%%
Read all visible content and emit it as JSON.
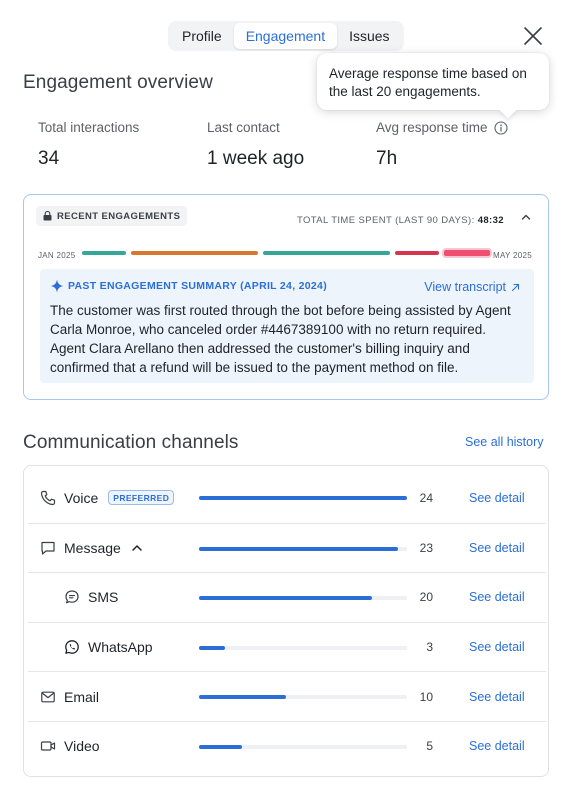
{
  "tabs": [
    {
      "label": "Profile",
      "active": false
    },
    {
      "label": "Engagement",
      "active": true
    },
    {
      "label": "Issues",
      "active": false
    }
  ],
  "tooltip": {
    "text": "Average response time based on the last 20 engagements."
  },
  "overview": {
    "title": "Engagement overview",
    "stats": [
      {
        "label": "Total interactions",
        "value": "34"
      },
      {
        "label": "Last contact",
        "value": "1 week ago"
      },
      {
        "label": "Avg response time",
        "value": "7h"
      }
    ]
  },
  "recent": {
    "heading": "RECENT ENGAGEMENTS",
    "total_label": "TOTAL TIME SPENT (LAST 90 DAYS):",
    "total_value": "48:32",
    "start_label": "JAN 2025",
    "end_label": "MAY 2025",
    "segment_colors": [
      "#34a69a",
      "#d9772e",
      "#34a69a",
      "#d63550",
      "#ee4f6e"
    ],
    "summary_title": "PAST ENGAGEMENT SUMMARY (APRIL 24, 2024)",
    "view_transcript": "View transcript",
    "summary_text": "The customer was first routed through the bot before being assisted by Agent Carla Monroe, who canceled order #4467389100 with no return required. Agent Clara Arellano then addressed the customer's billing inquiry and confirmed that a refund will be issued to the payment method on file."
  },
  "channels": {
    "title": "Communication channels",
    "see_all": "See all history",
    "max_value": 24,
    "rows": [
      {
        "name": "Voice",
        "icon": "phone-icon",
        "badge": "PREFERRED",
        "count": 24,
        "detail": "See detail",
        "indent": false
      },
      {
        "name": "Message",
        "icon": "message-icon",
        "expanded": true,
        "count": 23,
        "detail": "See detail",
        "indent": false
      },
      {
        "name": "SMS",
        "icon": "sms-icon",
        "count": 20,
        "detail": "See detail",
        "indent": true
      },
      {
        "name": "WhatsApp",
        "icon": "whatsapp-icon",
        "count": 3,
        "detail": "See detail",
        "indent": true
      },
      {
        "name": "Email",
        "icon": "mail-icon",
        "count": 10,
        "detail": "See detail",
        "indent": false
      },
      {
        "name": "Video",
        "icon": "video-icon",
        "count": 5,
        "detail": "See detail",
        "indent": false
      }
    ]
  },
  "colors": {
    "accent": "#2b6fd6",
    "card_border": "#a9c6ec"
  }
}
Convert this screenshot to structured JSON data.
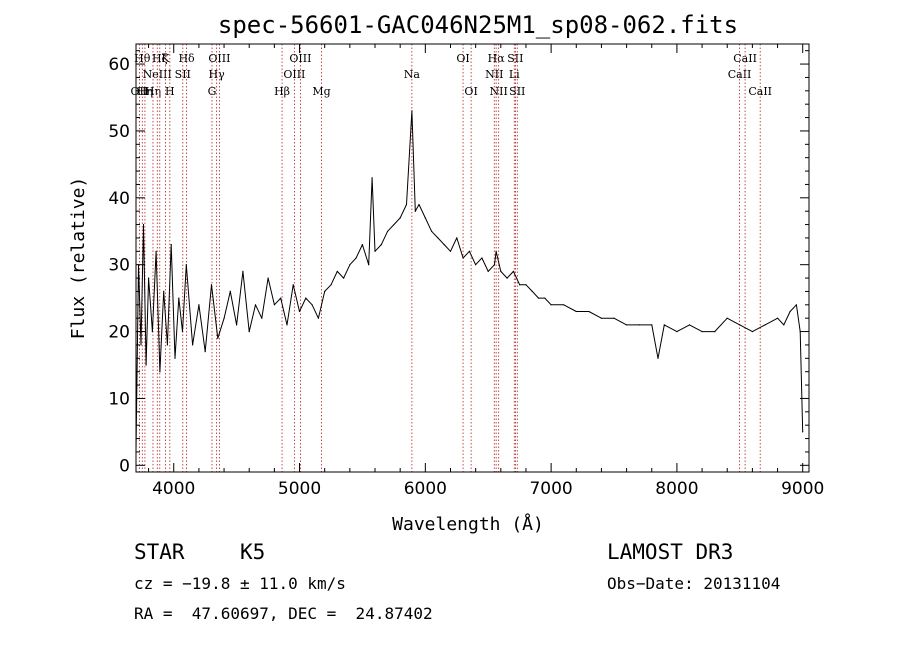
{
  "chart_data": {
    "type": "line",
    "title": "spec-56601-GAC046N25M1_sp08-062.fits",
    "xlabel": "Wavelength (Å)",
    "ylabel": "Flux (relative)",
    "xlim": [
      3700,
      9050
    ],
    "ylim": [
      -1,
      63
    ],
    "xticks": [
      4000,
      5000,
      6000,
      7000,
      8000,
      9000
    ],
    "xtick_labels": [
      "4000",
      "5000",
      "6000",
      "7000",
      "8000",
      "9000"
    ],
    "yticks": [
      0,
      10,
      20,
      30,
      40,
      50,
      60
    ],
    "ytick_labels": [
      "0",
      "10",
      "20",
      "30",
      "40",
      "50",
      "60"
    ],
    "line_color": "#b22222",
    "series": [
      {
        "name": "flux",
        "color": "#000000",
        "x": [
          3700,
          3720,
          3740,
          3760,
          3780,
          3800,
          3830,
          3860,
          3890,
          3920,
          3950,
          3980,
          4010,
          4040,
          4070,
          4100,
          4150,
          4200,
          4250,
          4300,
          4350,
          4400,
          4450,
          4500,
          4550,
          4600,
          4650,
          4700,
          4750,
          4800,
          4850,
          4900,
          4950,
          5000,
          5050,
          5100,
          5150,
          5200,
          5250,
          5300,
          5350,
          5400,
          5450,
          5500,
          5550,
          5577,
          5600,
          5650,
          5700,
          5750,
          5800,
          5850,
          5893,
          5920,
          5950,
          6000,
          6050,
          6100,
          6150,
          6200,
          6250,
          6300,
          6350,
          6400,
          6450,
          6500,
          6550,
          6563,
          6600,
          6650,
          6700,
          6750,
          6800,
          6850,
          6900,
          6950,
          7000,
          7100,
          7200,
          7300,
          7400,
          7500,
          7600,
          7700,
          7800,
          7850,
          7900,
          8000,
          8100,
          8200,
          8300,
          8400,
          8500,
          8600,
          8700,
          8800,
          8850,
          8900,
          8950,
          8980,
          9000
        ],
        "y": [
          2,
          30,
          18,
          36,
          15,
          28,
          20,
          32,
          14,
          26,
          18,
          33,
          16,
          25,
          20,
          30,
          18,
          24,
          17,
          27,
          19,
          22,
          26,
          21,
          29,
          20,
          24,
          22,
          28,
          24,
          25,
          21,
          27,
          23,
          25,
          24,
          22,
          26,
          27,
          29,
          28,
          30,
          31,
          33,
          30,
          43,
          32,
          33,
          35,
          36,
          37,
          39,
          53,
          38,
          39,
          37,
          35,
          34,
          33,
          32,
          34,
          31,
          32,
          30,
          31,
          29,
          30,
          32,
          29,
          28,
          29,
          27,
          27,
          26,
          25,
          25,
          24,
          24,
          23,
          23,
          22,
          22,
          21,
          21,
          21,
          16,
          21,
          20,
          21,
          20,
          20,
          22,
          21,
          20,
          21,
          22,
          21,
          23,
          24,
          20,
          5
        ]
      }
    ],
    "lines": [
      {
        "wl": 3727,
        "label": "OII",
        "row": 2
      },
      {
        "wl": 3750,
        "label": "Hθ",
        "row": 0
      },
      {
        "wl": 3771,
        "label": "Hη",
        "row": 2
      },
      {
        "wl": 3835,
        "label": "Hη",
        "row": 2
      },
      {
        "wl": 3869,
        "label": "NeIII",
        "row": 1
      },
      {
        "wl": 3889,
        "label": "Hζ",
        "row": 0
      },
      {
        "wl": 3934,
        "label": "K",
        "row": 0
      },
      {
        "wl": 3969,
        "label": "H",
        "row": 2
      },
      {
        "wl": 4072,
        "label": "SII",
        "row": 1
      },
      {
        "wl": 4102,
        "label": "Hδ",
        "row": 0
      },
      {
        "wl": 4304,
        "label": "G",
        "row": 2
      },
      {
        "wl": 4341,
        "label": "Hγ",
        "row": 1
      },
      {
        "wl": 4363,
        "label": "OIII",
        "row": 0
      },
      {
        "wl": 4861,
        "label": "Hβ",
        "row": 2
      },
      {
        "wl": 4959,
        "label": "OIII",
        "row": 1
      },
      {
        "wl": 5007,
        "label": "OIII",
        "row": 0
      },
      {
        "wl": 5175,
        "label": "Mg",
        "row": 2
      },
      {
        "wl": 5893,
        "label": "Na",
        "row": 1
      },
      {
        "wl": 6300,
        "label": "OI",
        "row": 0
      },
      {
        "wl": 6364,
        "label": "OI",
        "row": 2
      },
      {
        "wl": 6548,
        "label": "NII",
        "row": 1
      },
      {
        "wl": 6563,
        "label": "Hα",
        "row": 0
      },
      {
        "wl": 6583,
        "label": "NII",
        "row": 2
      },
      {
        "wl": 6707,
        "label": "Li",
        "row": 1
      },
      {
        "wl": 6716,
        "label": "SII",
        "row": 0
      },
      {
        "wl": 6731,
        "label": "SII",
        "row": 2
      },
      {
        "wl": 8498,
        "label": "CaII",
        "row": 1
      },
      {
        "wl": 8542,
        "label": "CaII",
        "row": 0
      },
      {
        "wl": 8662,
        "label": "CaII",
        "row": 2
      }
    ]
  },
  "info": {
    "class": "STAR",
    "subclass": "K5",
    "survey": "LAMOST DR3",
    "cz": "cz = −19.8 ± 11.0 km/s",
    "obs_date": "Obs−Date: 20131104",
    "coords": "RA =  47.60697, DEC =  24.87402"
  }
}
%%
Task statement: Retype the records exactly. Any image in them should not appear in what you write.

Task result:
Read all visible content and emit it as JSON.
{
  "tabs": [
    {
      "label": "Profile",
      "active": false
    },
    {
      "label": "Engagement",
      "active": true
    },
    {
      "label": "Issues",
      "active": false
    }
  ],
  "tooltip": {
    "text": "Average response time based on the last 20 engagements."
  },
  "overview": {
    "title": "Engagement overview",
    "stats": [
      {
        "label": "Total interactions",
        "value": "34"
      },
      {
        "label": "Last contact",
        "value": "1 week ago"
      },
      {
        "label": "Avg response time",
        "value": "7h"
      }
    ]
  },
  "recent": {
    "heading": "RECENT ENGAGEMENTS",
    "total_label": "TOTAL TIME SPENT (LAST 90 DAYS):",
    "total_value": "48:32",
    "start_label": "JAN 2025",
    "end_label": "MAY 2025",
    "segment_colors": [
      "#34a69a",
      "#d9772e",
      "#34a69a",
      "#d63550",
      "#ee4f6e"
    ],
    "summary_title": "PAST ENGAGEMENT SUMMARY (APRIL 24, 2024)",
    "view_transcript": "View transcript",
    "summary_text": "The customer was first routed through the bot before being assisted by Agent Carla Monroe, who canceled order #4467389100 with no return required. Agent Clara Arellano then addressed the customer's billing inquiry and confirmed that a refund will be issued to the payment method on file."
  },
  "channels": {
    "title": "Communication channels",
    "see_all": "See all history",
    "max_value": 24,
    "rows": [
      {
        "name": "Voice",
        "icon": "phone-icon",
        "badge": "PREFERRED",
        "count": 24,
        "detail": "See detail",
        "indent": false
      },
      {
        "name": "Message",
        "icon": "message-icon",
        "expanded": true,
        "count": 23,
        "detail": "See detail",
        "indent": false
      },
      {
        "name": "SMS",
        "icon": "sms-icon",
        "count": 20,
        "detail": "See detail",
        "indent": true
      },
      {
        "name": "WhatsApp",
        "icon": "whatsapp-icon",
        "count": 3,
        "detail": "See detail",
        "indent": true
      },
      {
        "name": "Email",
        "icon": "mail-icon",
        "count": 10,
        "detail": "See detail",
        "indent": false
      },
      {
        "name": "Video",
        "icon": "video-icon",
        "count": 5,
        "detail": "See detail",
        "indent": false
      }
    ]
  },
  "colors": {
    "accent": "#2b6fd6",
    "card_border": "#a9c6ec"
  }
}
Convert this screenshot to structured JSON data.
{
  "chart_data": {
    "type": "line",
    "title": "spec-56601-GAC046N25M1_sp08-062.fits",
    "xlabel": "Wavelength (Å)",
    "ylabel": "Flux (relative)",
    "xlim": [
      3700,
      9050
    ],
    "ylim": [
      -1,
      63
    ],
    "xticks": [
      4000,
      5000,
      6000,
      7000,
      8000,
      9000
    ],
    "xtick_labels": [
      "4000",
      "5000",
      "6000",
      "7000",
      "8000",
      "9000"
    ],
    "yticks": [
      0,
      10,
      20,
      30,
      40,
      50,
      60
    ],
    "ytick_labels": [
      "0",
      "10",
      "20",
      "30",
      "40",
      "50",
      "60"
    ],
    "line_color": "#b22222",
    "series": [
      {
        "name": "flux",
        "color": "#000000",
        "x": [
          3700,
          3720,
          3740,
          3760,
          3780,
          3800,
          3830,
          3860,
          3890,
          3920,
          3950,
          3980,
          4010,
          4040,
          4070,
          4100,
          4150,
          4200,
          4250,
          4300,
          4350,
          4400,
          4450,
          4500,
          4550,
          4600,
          4650,
          4700,
          4750,
          4800,
          4850,
          4900,
          4950,
          5000,
          5050,
          5100,
          5150,
          5200,
          5250,
          5300,
          5350,
          5400,
          5450,
          5500,
          5550,
          5577,
          5600,
          5650,
          5700,
          5750,
          5800,
          5850,
          5893,
          5920,
          5950,
          6000,
          6050,
          6100,
          6150,
          6200,
          6250,
          6300,
          6350,
          6400,
          6450,
          6500,
          6550,
          6563,
          6600,
          6650,
          6700,
          6750,
          6800,
          6850,
          6900,
          6950,
          7000,
          7100,
          7200,
          7300,
          7400,
          7500,
          7600,
          7700,
          7800,
          7850,
          7900,
          8000,
          8100,
          8200,
          8300,
          8400,
          8500,
          8600,
          8700,
          8800,
          8850,
          8900,
          8950,
          8980,
          9000
        ],
        "y": [
          2,
          30,
          18,
          36,
          15,
          28,
          20,
          32,
          14,
          26,
          18,
          33,
          16,
          25,
          20,
          30,
          18,
          24,
          17,
          27,
          19,
          22,
          26,
          21,
          29,
          20,
          24,
          22,
          28,
          24,
          25,
          21,
          27,
          23,
          25,
          24,
          22,
          26,
          27,
          29,
          28,
          30,
          31,
          33,
          30,
          43,
          32,
          33,
          35,
          36,
          37,
          39,
          53,
          38,
          39,
          37,
          35,
          34,
          33,
          32,
          34,
          31,
          32,
          30,
          31,
          29,
          30,
          32,
          29,
          28,
          29,
          27,
          27,
          26,
          25,
          25,
          24,
          24,
          23,
          23,
          22,
          22,
          21,
          21,
          21,
          16,
          21,
          20,
          21,
          20,
          20,
          22,
          21,
          20,
          21,
          22,
          21,
          23,
          24,
          20,
          5
        ]
      }
    ],
    "lines": [
      {
        "wl": 3727,
        "label": "OII",
        "row": 2
      },
      {
        "wl": 3750,
        "label": "Hθ",
        "row": 0
      },
      {
        "wl": 3771,
        "label": "Hη",
        "row": 2
      },
      {
        "wl": 3835,
        "label": "Hη",
        "row": 2
      },
      {
        "wl": 3869,
        "label": "NeIII",
        "row": 1
      },
      {
        "wl": 3889,
        "label": "Hζ",
        "row": 0
      },
      {
        "wl": 3934,
        "label": "K",
        "row": 0
      },
      {
        "wl": 3969,
        "label": "H",
        "row": 2
      },
      {
        "wl": 4072,
        "label": "SII",
        "row": 1
      },
      {
        "wl": 4102,
        "label": "Hδ",
        "row": 0
      },
      {
        "wl": 4304,
        "label": "G",
        "row": 2
      },
      {
        "wl": 4341,
        "label": "Hγ",
        "row": 1
      },
      {
        "wl": 4363,
        "label": "OIII",
        "row": 0
      },
      {
        "wl": 4861,
        "label": "Hβ",
        "row": 2
      },
      {
        "wl": 4959,
        "label": "OIII",
        "row": 1
      },
      {
        "wl": 5007,
        "label": "OIII",
        "row": 0
      },
      {
        "wl": 5175,
        "label": "Mg",
        "row": 2
      },
      {
        "wl": 5893,
        "label": "Na",
        "row": 1
      },
      {
        "wl": 6300,
        "label": "OI",
        "row": 0
      },
      {
        "wl": 6364,
        "label": "OI",
        "row": 2
      },
      {
        "wl": 6548,
        "label": "NII",
        "row": 1
      },
      {
        "wl": 6563,
        "label": "Hα",
        "row": 0
      },
      {
        "wl": 6583,
        "label": "NII",
        "row": 2
      },
      {
        "wl": 6707,
        "label": "Li",
        "row": 1
      },
      {
        "wl": 6716,
        "label": "SII",
        "row": 0
      },
      {
        "wl": 6731,
        "label": "SII",
        "row": 2
      },
      {
        "wl": 8498,
        "label": "CaII",
        "row": 1
      },
      {
        "wl": 8542,
        "label": "CaII",
        "row": 0
      },
      {
        "wl": 8662,
        "label": "CaII",
        "row": 2
      }
    ]
  },
  "info": {
    "class": "STAR",
    "subclass": "K5",
    "survey": "LAMOST DR3",
    "cz": "cz = −19.8 ± 11.0 km/s",
    "obs_date": "Obs−Date: 20131104",
    "coords": "RA =  47.60697, DEC =  24.87402"
  }
}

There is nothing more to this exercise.